--- Фрагмент текста ---
--------
Поскольку героями нового мифа были провозглашены люди непосредственного действия и конкретного поступка — профессиональные революционеры, полярники, моряки, летчики, танкисты, ворошиловские стрелки, стахановцы и тимуровцы, — то сами мифотворцы были обречены на прозябание в тени чужой славы. Это должно было порождать зависть. Как ни парадоксально выглядит подобная зависть великих к малым сим, особенно к тупым, ограниченным и бесхитростным партийно-административным функционерам, ее можно понять. Не такую ли картину с небольшими корректировками мы снова наблюдаем сегодня — правда, в обратной проекции?
--------
--- Задание 1 ---
Определите, согласуется ли каждое утверждение с фрагментом о героях нового мифа. Ответьте «да» или «нет» и приведите точную цитату из фрагмента, которая это подтверждает.
(a) Полярники названы среди героев нового мифа.
(b) Мифотворцы сами стали героями нового мифа.
(c) Зависть, о которой идет речь, невозможно понять.
--- Задание 2 ---
Замените «мифотворцы» на «создатели мифа» в части фрагмента о героях нового мифа, которая начинается со слов «Поскольку героями нового» и заканчивается словами «в обратной проекции?». Приведите эту часть целиком.

[Данные разбора макета страницы]
--------
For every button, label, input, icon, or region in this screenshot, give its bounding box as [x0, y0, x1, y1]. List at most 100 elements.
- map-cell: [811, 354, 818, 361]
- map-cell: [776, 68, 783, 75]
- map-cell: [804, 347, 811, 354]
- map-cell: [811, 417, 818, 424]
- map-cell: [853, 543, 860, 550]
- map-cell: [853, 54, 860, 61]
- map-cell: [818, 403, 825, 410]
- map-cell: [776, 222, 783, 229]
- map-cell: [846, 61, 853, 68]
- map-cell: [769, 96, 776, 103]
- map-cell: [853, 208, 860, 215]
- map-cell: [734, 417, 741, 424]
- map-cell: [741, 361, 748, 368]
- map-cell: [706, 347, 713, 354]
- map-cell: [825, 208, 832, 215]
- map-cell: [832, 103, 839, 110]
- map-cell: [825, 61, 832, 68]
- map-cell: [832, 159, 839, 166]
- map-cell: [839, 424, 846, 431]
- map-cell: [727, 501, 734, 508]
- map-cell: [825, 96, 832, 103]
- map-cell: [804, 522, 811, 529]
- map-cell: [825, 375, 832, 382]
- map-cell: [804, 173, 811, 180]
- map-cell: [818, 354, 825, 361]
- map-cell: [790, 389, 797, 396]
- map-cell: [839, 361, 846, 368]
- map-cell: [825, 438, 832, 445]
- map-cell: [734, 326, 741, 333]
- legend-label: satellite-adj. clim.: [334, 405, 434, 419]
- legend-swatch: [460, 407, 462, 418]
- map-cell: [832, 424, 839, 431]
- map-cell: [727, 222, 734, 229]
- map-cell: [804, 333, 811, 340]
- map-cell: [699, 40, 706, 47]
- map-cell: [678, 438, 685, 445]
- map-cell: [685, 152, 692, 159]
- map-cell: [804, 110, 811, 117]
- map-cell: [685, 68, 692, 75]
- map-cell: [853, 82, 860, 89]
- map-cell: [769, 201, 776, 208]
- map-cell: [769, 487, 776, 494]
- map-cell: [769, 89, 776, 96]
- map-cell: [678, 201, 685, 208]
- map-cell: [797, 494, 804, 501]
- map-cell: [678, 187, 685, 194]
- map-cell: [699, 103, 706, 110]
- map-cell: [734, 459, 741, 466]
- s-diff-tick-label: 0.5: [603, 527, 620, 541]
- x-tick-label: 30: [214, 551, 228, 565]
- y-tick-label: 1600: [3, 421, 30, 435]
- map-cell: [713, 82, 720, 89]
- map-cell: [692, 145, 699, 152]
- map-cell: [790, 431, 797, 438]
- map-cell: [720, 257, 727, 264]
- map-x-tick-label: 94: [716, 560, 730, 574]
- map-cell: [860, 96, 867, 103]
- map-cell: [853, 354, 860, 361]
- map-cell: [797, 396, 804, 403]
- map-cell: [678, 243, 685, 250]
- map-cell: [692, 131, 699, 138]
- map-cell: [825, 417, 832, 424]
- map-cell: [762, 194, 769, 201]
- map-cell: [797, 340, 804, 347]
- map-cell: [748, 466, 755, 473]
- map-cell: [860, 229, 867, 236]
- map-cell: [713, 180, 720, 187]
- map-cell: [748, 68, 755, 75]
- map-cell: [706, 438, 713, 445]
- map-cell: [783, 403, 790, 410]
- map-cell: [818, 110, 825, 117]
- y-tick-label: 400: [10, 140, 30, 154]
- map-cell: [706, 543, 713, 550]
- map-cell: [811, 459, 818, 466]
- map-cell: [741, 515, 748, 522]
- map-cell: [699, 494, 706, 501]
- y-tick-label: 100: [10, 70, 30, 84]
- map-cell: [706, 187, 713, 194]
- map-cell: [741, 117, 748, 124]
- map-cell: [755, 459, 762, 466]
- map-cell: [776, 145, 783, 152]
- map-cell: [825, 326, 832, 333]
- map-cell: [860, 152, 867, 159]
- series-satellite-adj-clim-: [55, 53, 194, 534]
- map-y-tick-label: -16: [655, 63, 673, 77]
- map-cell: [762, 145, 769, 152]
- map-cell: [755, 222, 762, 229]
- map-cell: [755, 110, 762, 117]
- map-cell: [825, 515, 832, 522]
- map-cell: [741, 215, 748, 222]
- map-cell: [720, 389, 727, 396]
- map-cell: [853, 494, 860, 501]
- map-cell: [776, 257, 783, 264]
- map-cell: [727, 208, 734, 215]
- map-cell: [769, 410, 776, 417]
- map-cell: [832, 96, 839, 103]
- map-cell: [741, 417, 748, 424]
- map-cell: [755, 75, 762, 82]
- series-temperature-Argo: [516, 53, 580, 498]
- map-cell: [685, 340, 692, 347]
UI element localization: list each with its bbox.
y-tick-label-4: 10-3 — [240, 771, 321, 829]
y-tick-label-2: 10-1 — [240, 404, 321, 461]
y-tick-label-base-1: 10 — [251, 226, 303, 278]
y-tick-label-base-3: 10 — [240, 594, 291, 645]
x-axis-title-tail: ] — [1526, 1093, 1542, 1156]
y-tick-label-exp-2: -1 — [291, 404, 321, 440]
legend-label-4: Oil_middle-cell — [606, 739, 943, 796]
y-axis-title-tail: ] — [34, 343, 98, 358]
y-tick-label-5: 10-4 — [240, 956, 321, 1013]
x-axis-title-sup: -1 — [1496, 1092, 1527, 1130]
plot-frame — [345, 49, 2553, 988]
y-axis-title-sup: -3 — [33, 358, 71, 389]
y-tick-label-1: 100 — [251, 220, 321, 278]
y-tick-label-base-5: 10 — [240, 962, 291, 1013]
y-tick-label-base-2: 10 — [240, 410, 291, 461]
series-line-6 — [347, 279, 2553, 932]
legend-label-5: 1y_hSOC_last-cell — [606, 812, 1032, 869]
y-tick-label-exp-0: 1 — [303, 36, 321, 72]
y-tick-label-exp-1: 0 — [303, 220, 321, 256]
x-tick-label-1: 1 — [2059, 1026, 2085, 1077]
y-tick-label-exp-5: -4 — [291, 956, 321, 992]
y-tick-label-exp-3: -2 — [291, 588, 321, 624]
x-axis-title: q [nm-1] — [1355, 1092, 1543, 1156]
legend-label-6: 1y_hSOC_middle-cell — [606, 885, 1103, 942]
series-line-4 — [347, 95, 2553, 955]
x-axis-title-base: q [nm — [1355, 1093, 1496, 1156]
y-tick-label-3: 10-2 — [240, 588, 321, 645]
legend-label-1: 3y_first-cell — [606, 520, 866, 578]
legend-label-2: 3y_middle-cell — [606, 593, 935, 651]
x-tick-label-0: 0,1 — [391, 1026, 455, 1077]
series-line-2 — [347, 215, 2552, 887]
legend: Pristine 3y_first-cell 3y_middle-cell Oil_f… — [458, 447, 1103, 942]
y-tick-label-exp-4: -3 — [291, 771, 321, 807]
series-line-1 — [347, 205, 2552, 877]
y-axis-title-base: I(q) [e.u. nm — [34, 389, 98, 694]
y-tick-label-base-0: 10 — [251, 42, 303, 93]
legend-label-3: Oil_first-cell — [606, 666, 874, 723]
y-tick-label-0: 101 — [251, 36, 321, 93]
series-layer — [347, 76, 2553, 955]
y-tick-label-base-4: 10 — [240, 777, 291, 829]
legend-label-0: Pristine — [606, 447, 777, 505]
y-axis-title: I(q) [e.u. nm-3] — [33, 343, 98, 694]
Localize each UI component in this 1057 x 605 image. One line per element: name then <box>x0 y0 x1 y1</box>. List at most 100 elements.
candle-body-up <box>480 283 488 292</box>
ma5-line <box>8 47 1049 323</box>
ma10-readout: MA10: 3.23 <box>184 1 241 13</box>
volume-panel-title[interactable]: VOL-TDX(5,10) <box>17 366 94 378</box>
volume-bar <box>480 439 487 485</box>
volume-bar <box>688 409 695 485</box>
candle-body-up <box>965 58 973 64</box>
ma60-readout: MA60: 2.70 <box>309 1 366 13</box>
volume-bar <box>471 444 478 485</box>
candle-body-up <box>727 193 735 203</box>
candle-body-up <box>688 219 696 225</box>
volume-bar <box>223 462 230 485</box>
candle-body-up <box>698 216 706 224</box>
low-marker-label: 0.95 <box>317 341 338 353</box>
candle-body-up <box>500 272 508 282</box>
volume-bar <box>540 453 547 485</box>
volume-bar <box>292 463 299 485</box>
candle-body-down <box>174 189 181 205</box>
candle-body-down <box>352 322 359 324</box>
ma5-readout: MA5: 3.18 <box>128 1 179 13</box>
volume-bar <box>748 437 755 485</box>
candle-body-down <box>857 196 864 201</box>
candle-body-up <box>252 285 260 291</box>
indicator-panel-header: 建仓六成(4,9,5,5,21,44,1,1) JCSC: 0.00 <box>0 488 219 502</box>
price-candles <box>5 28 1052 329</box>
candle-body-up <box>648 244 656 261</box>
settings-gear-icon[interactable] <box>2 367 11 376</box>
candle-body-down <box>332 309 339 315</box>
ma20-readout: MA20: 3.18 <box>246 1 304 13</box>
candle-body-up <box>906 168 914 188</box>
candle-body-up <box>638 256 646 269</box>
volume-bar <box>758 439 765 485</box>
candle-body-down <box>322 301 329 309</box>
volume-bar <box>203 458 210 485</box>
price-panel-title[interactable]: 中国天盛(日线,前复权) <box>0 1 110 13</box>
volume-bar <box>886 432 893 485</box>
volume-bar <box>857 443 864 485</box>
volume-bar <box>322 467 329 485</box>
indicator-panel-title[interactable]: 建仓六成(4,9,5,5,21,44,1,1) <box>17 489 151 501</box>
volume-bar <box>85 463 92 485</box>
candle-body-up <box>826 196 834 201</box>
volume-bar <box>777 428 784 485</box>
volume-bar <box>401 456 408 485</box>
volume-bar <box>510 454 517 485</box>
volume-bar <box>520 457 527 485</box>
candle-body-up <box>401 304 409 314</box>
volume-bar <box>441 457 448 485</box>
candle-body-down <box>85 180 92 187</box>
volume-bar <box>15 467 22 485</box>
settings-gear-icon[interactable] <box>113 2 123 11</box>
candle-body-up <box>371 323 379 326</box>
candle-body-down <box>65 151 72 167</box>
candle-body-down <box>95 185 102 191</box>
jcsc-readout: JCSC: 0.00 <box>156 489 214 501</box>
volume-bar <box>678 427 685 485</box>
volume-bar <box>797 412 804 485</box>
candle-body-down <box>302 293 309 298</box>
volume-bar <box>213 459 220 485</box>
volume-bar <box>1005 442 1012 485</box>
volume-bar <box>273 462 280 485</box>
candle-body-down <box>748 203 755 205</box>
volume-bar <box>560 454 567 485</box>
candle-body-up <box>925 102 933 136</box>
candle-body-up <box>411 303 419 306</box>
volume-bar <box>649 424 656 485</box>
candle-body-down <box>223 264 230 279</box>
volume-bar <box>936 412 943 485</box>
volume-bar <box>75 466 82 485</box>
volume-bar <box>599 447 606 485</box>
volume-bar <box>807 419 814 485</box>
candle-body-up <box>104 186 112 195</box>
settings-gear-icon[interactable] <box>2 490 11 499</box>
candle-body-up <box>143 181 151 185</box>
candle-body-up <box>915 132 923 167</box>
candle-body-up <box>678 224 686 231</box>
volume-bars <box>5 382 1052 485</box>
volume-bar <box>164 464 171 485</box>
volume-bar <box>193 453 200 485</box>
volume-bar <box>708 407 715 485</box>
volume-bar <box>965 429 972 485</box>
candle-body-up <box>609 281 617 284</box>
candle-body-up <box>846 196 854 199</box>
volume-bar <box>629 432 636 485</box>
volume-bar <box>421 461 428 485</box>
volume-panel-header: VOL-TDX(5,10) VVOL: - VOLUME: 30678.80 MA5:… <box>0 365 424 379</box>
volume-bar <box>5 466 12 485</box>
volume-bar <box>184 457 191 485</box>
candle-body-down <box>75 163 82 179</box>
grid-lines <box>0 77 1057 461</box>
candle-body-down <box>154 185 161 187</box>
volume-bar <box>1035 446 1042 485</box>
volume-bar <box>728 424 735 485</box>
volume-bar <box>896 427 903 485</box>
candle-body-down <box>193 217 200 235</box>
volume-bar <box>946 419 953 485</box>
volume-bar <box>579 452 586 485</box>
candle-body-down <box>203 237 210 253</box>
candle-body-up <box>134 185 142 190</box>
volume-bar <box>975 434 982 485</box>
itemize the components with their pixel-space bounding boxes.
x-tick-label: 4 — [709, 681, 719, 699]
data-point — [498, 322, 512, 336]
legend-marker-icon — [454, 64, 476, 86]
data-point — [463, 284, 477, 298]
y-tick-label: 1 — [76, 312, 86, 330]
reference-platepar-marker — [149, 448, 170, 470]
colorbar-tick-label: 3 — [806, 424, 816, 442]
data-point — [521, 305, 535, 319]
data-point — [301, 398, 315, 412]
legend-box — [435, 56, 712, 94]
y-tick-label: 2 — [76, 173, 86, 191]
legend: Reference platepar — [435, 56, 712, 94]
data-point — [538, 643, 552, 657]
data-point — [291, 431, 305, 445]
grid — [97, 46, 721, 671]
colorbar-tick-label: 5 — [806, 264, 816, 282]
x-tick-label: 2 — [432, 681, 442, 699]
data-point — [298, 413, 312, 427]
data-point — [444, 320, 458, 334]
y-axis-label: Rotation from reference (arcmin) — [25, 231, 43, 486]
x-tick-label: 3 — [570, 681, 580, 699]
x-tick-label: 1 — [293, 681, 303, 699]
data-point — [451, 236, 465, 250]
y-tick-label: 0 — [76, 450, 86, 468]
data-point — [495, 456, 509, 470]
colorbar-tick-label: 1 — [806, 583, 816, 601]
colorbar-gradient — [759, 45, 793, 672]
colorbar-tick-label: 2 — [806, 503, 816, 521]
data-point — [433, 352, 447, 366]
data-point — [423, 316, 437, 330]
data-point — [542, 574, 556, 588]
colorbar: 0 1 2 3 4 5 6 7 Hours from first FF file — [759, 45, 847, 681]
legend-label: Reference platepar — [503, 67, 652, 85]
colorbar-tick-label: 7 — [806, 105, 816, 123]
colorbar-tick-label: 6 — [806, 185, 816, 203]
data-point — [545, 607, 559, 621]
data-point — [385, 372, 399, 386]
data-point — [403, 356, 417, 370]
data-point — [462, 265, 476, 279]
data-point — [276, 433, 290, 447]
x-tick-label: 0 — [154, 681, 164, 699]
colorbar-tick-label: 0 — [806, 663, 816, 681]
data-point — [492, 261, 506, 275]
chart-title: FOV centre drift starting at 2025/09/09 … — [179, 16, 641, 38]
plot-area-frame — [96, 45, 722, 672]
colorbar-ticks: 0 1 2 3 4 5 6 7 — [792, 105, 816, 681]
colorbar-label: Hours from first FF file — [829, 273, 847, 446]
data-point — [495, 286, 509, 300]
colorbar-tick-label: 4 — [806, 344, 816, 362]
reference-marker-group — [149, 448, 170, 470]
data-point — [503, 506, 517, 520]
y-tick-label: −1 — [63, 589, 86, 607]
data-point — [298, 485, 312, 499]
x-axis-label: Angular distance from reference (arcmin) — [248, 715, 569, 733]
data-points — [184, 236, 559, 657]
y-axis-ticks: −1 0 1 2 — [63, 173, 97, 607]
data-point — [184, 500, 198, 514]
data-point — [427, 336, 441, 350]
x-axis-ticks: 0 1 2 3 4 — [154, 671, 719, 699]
--------
--- Ожидаемый ответ 1 ---
(a) Да: «профессиональные революционеры, полярники, моряки, летчики».
(b) Нет: «сами мифотворцы были обречены на прозябание в тени чужой славы».
(c) Нет: «ее можно понять».

--- Ожидаемый ответ 2 ---
Поскольку героями нового мифа были провозглашены люди непосредственного действия и конкретного поступка — профессиональные революционеры, полярники, моряки, летчики, танкисты, ворошиловские стрелки, стахановцы и тимуровцы, — то сами создатели мифа были обречены на прозябание в тени чужой славы. Это должно было порождать зависть. Как ни парадоксально выглядит подобная зависть великих к малым сим, особенно к тупым, ограниченным и бесхитростным партийно-административным функционерам, ее можно понять. Не такую ли картину с небольшими корректировками мы снова наблюдаем сегодня — правда, в обратной проекции?